[Data entries]
-- Begin --

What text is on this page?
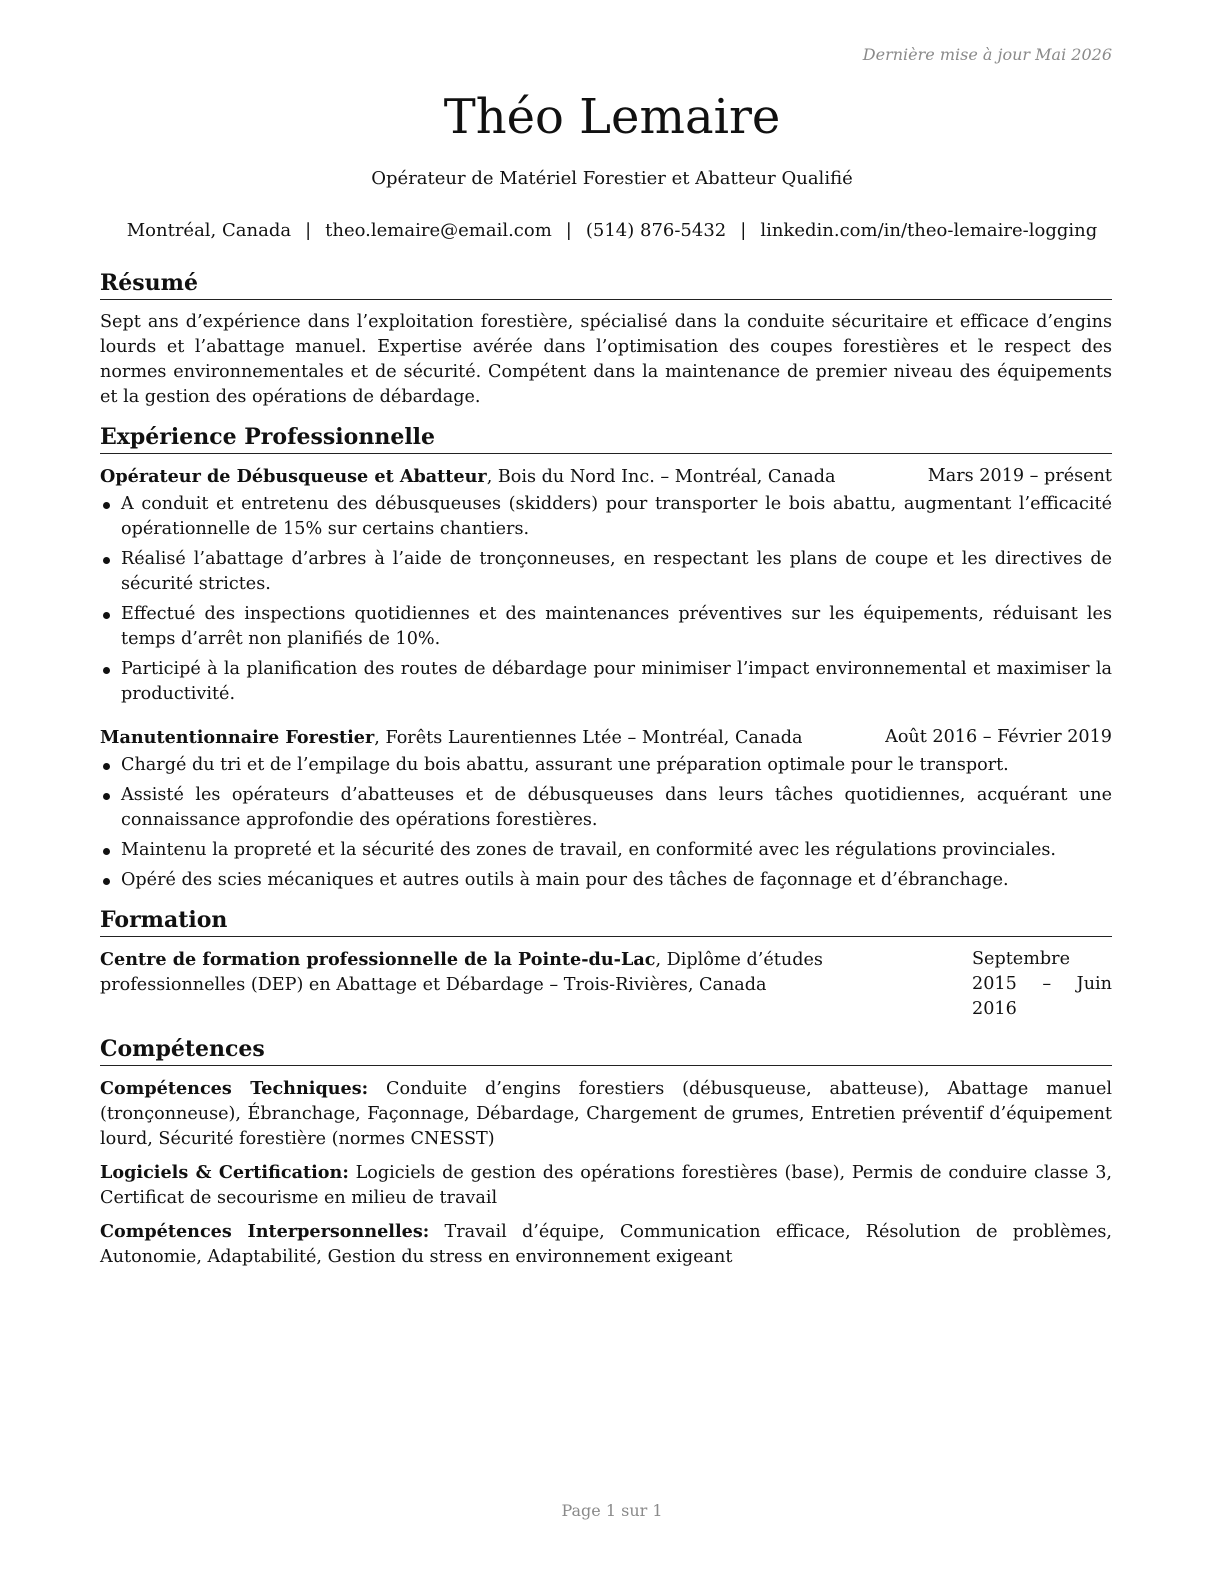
Dernière mise à jour Mai 2026
Théo Lemaire
Opérateur de Matériel Forestier et Abatteur Qualifié
Montréal, Canada | theo.lemaire@email.com | (514) 876-5432 | linkedin.com/in/theo-lemaire-logging
Résumé

Sept ans d’expérience dans l’exploitation forestière, spécialisé dans la conduite sécuritaire et efficace d’engins lourds et l’abattage manuel. Expertise avérée dans l’optimisation des coupes forestières et le respect des normes environnementales et de sécurité. Compétent dans la maintenance de premier niveau des équipements et la gestion des opérations de débardage.

Expérience Professionnelle
Opérateur de Débusqueuse et Abatteur, Bois du Nord Inc. – Montréal, Canada	Mars 2019 – présent
A conduit et entretenu des débusqueuses (skidders) pour transporter le bois abattu, augmentant l’efficacité opérationnelle de 15% sur certains chantiers.
Réalisé l’abattage d’arbres à l’aide de tronçonneuses, en respectant les plans de coupe et les directives de sécurité strictes.
Effectué des inspections quotidiennes et des maintenances préventives sur les équipements, réduisant les temps d’arrêt non planifiés de 10%.
Participé à la planification des routes de débardage pour minimiser l’impact environnemental et maximiser la productivité.
Manutentionnaire Forestier, Forêts Laurentiennes Ltée – Montréal, Canada	Août 2016 – Février 2019
Chargé du tri et de l’empilage du bois abattu, assurant une préparation optimale pour le transport.
Assisté les opérateurs d’abatteuses et de débusqueuses dans leurs tâches quotidiennes, acquérant une connaissance approfondie des opérations forestières.
Maintenu la propreté et la sécurité des zones de travail, en conformité avec les régulations provinciales.
Opéré des scies mécaniques et autres outils à main pour des tâches de façonnage et d’ébranchage.
Formation

Centre de formation professionnelle de la Pointe-du-Lac, Diplôme d’études professionnelles (DEP) en Abattage et Débardage – Trois-Rivières, Canada

Septembre 2015 – Juin 2016

Compétences

Compétences Techniques: Conduite d’engins forestiers (débusqueuse, abatteuse), Abattage manuel (tronçonneuse), Ébranchage, Façonnage, Débardage, Chargement de grumes, Entretien préventif d’équipement lourd, Sécurité forestière (normes CNESST)

Logiciels & Certification: Logiciels de gestion des opérations forestières (base), Permis de conduire classe 3, Certificat de secourisme en milieu de travail

Compétences Interpersonnelles: Travail d’équipe, Communication efficace, Résolution de problèmes, Autonomie, Adaptabilité, Gestion du stress en environnement exigeant

Page 1 sur 1
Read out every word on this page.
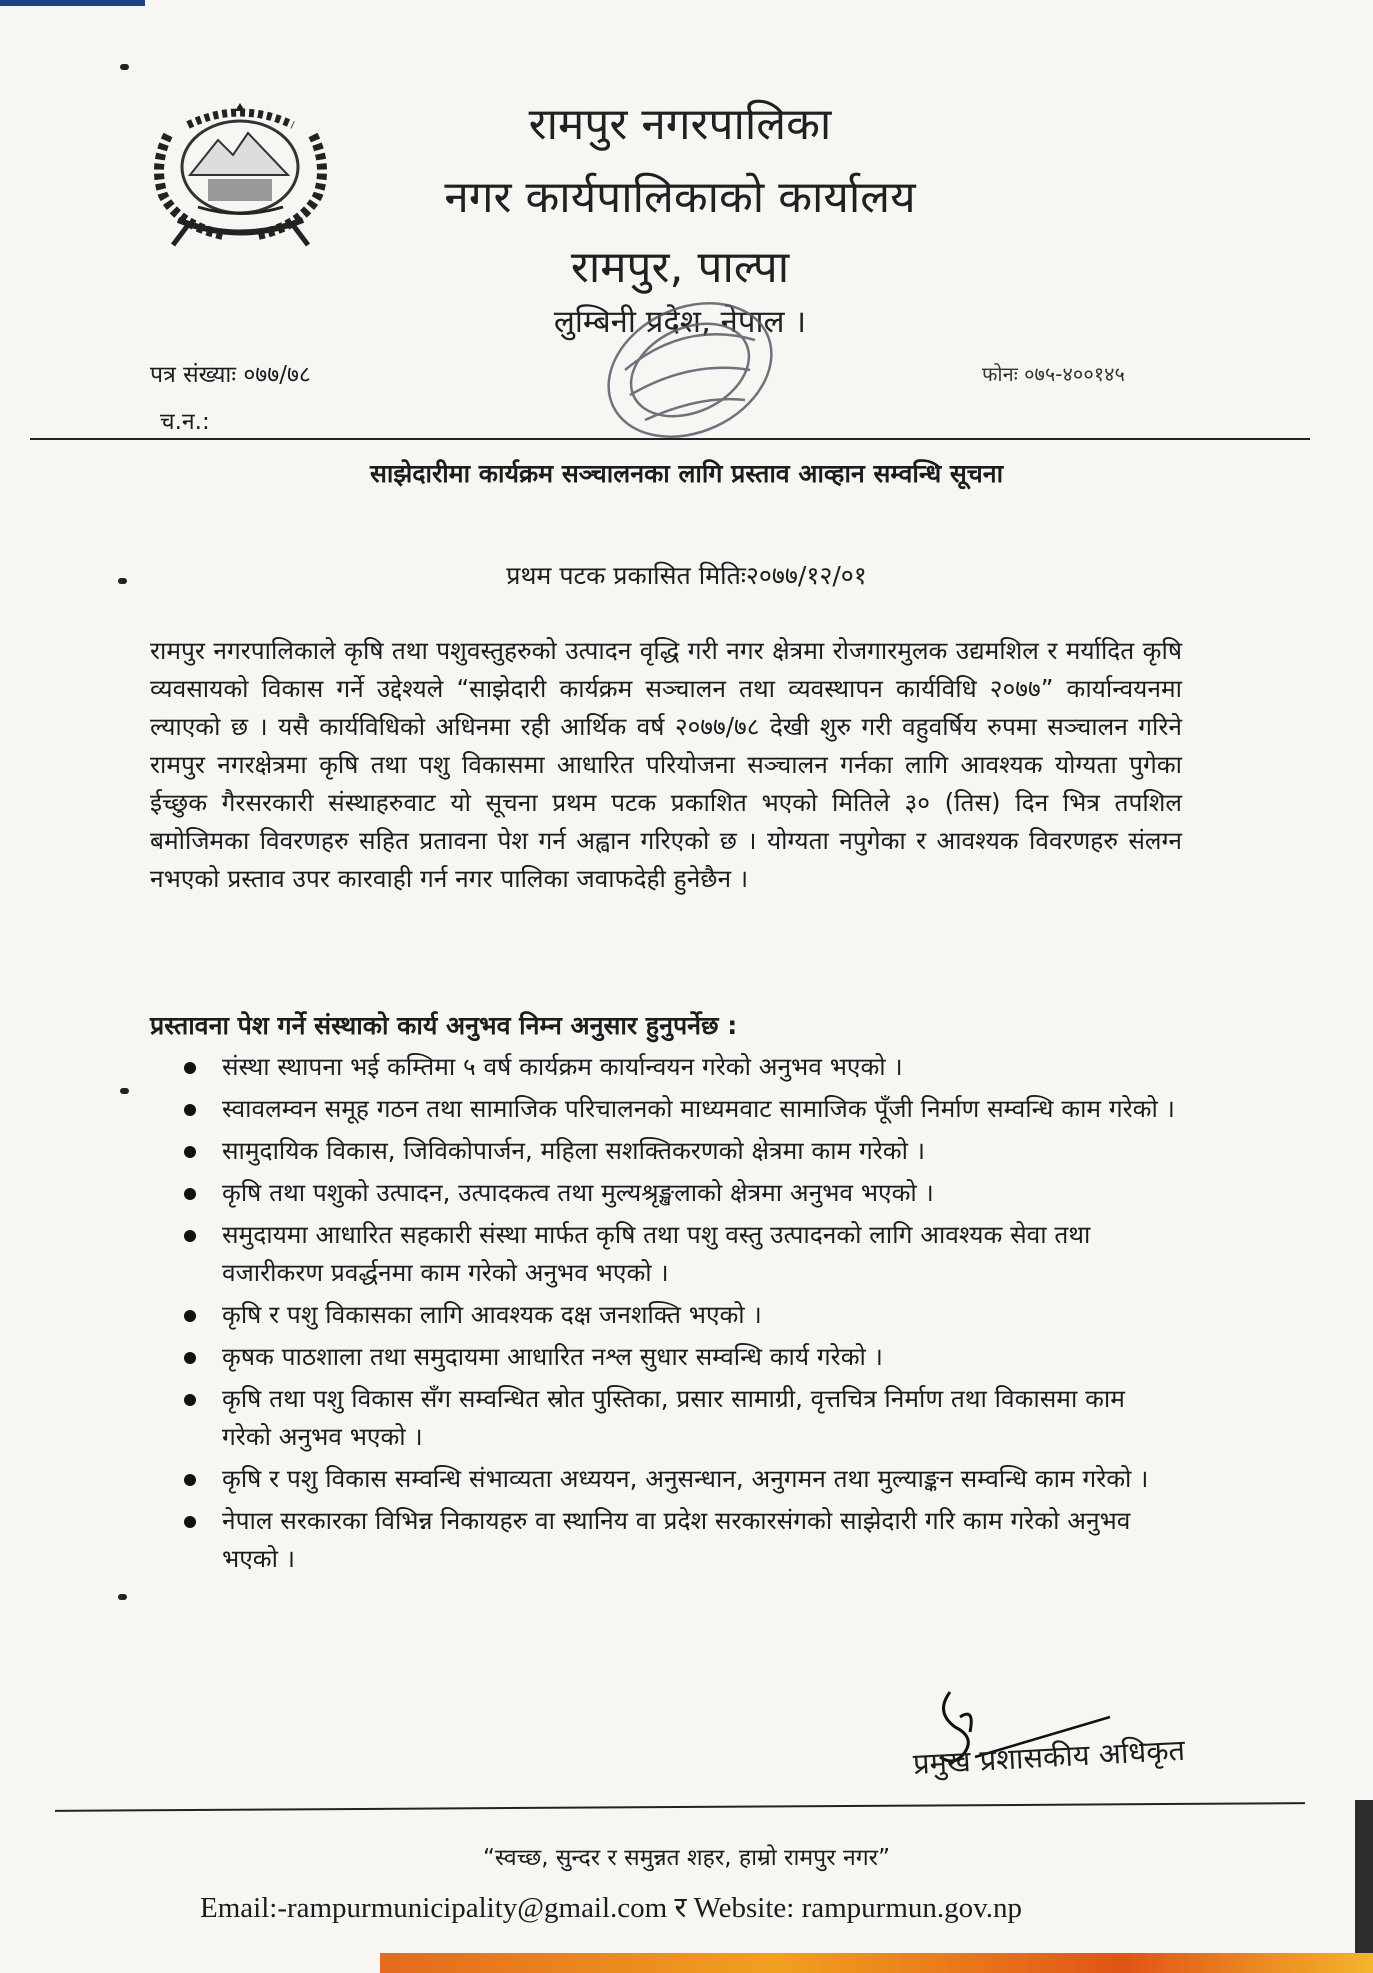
रामपुर नगरपालिका
नगर कार्यपालिकाको कार्यालय
रामपुर, पाल्पा
लुम्बिनी प्रदेश, नेपाल ।
पत्र संख्याः ०७७/७८
च.न.:
फोनः ०७५-४००१४५
साझेदारीमा कार्यक्रम सञ्चालनका लागि प्रस्ताव आव्हान सम्वन्धि सूचना
प्रथम पटक प्रकासित मितिः२०७७/१२/०१
रामपुर नगरपालिकाले कृषि तथा पशुवस्तुहरुको उत्पादन वृद्धि गरी नगर क्षेत्रमा रोजगारमुलक उद्यमशिल र मर्यादित कृषि व्यवसायको विकास गर्ने उद्देश्यले “साझेदारी कार्यक्रम सञ्चालन तथा व्यवस्थापन कार्यविधि २०७७” कार्यान्वयनमा ल्याएको छ । यसै कार्यविधिको अधिनमा रही आर्थिक वर्ष २०७७/७८ देखी शुरु गरी वहुवर्षिय रुपमा सञ्चालन गरिने रामपुर नगरक्षेत्रमा कृषि तथा पशु विकासमा आधारित परियोजना सञ्चालन गर्नका लागि आवश्यक योग्यता पुगेका ईच्छुक गैरसरकारी संस्थाहरुवाट यो सूचना प्रथम पटक प्रकाशित भएको मितिले ३० (तिस) दिन भित्र तपशिल बमोजिमका विवरणहरु सहित प्रतावना पेश गर्न अह्वान गरिएको छ । योग्यता नपुगेका र आवश्यक विवरणहरु संलग्न नभएको प्रस्ताव उपर कारवाही गर्न नगर पालिका जवाफदेही हुनेछैन ।
प्रस्तावना पेश गर्ने संस्थाको कार्य अनुभव निम्न अनुसार हुनुपर्नेछ :
संस्था स्थापना भई कम्तिमा ५ वर्ष कार्यक्रम कार्यान्वयन गरेको अनुभव भएको ।
स्वावलम्वन समूह गठन तथा सामाजिक परिचालनको माध्यमवाट सामाजिक पूँजी निर्माण सम्वन्धि काम गरेको ।
सामुदायिक विकास, जिविकोपार्जन, महिला सशक्तिकरणको क्षेत्रमा काम गरेको ।
कृषि तथा पशुको उत्पादन, उत्पादकत्व तथा मुल्यश्रृङ्खलाको क्षेत्रमा अनुभव भएको ।
समुदायमा आधारित सहकारी संस्था मार्फत कृषि तथा पशु वस्तु उत्पादनको लागि आवश्यक सेवा तथा वजारीकरण प्रवर्द्धनमा काम गरेको अनुभव भएको ।
कृषि र पशु विकासका लागि आवश्यक दक्ष जनशक्ति भएको ।
कृषक पाठशाला तथा समुदायमा आधारित नश्ल सुधार सम्वन्धि कार्य गरेको ।
कृषि तथा पशु विकास सँग सम्वन्धित स्रोत पुस्तिका, प्रसार सामाग्री, वृत्तचित्र निर्माण तथा विकासमा काम गरेको अनुभव भएको ।
कृषि र पशु विकास सम्वन्धि संभाव्यता अध्ययन, अनुसन्धान, अनुगमन तथा मुल्याङ्कन सम्वन्धि काम गरेको ।
नेपाल सरकारका विभिन्न निकायहरु वा स्थानिय वा प्रदेश सरकारसंगको साझेदारी गरि काम गरेको अनुभव भएको ।
प्रमुख प्रशासकीय अधिकृत
“स्वच्छ, सुन्दर र समुन्नत शहर, हाम्रो रामपुर नगर”
Email:-rampurmunicipality@gmail.com र Website: rampurmun.gov.np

-- End --

### Challenge
Identify every line holding the word "Abatteur" and copy it out.

### Answer to the problem
Opérateur de Matériel Forestier et Abatteur Qualifié
Opérateur de Débusqueuse et Abatteur, Bois du Nord Inc. – Montréal, Canada	Mars 2019 – présent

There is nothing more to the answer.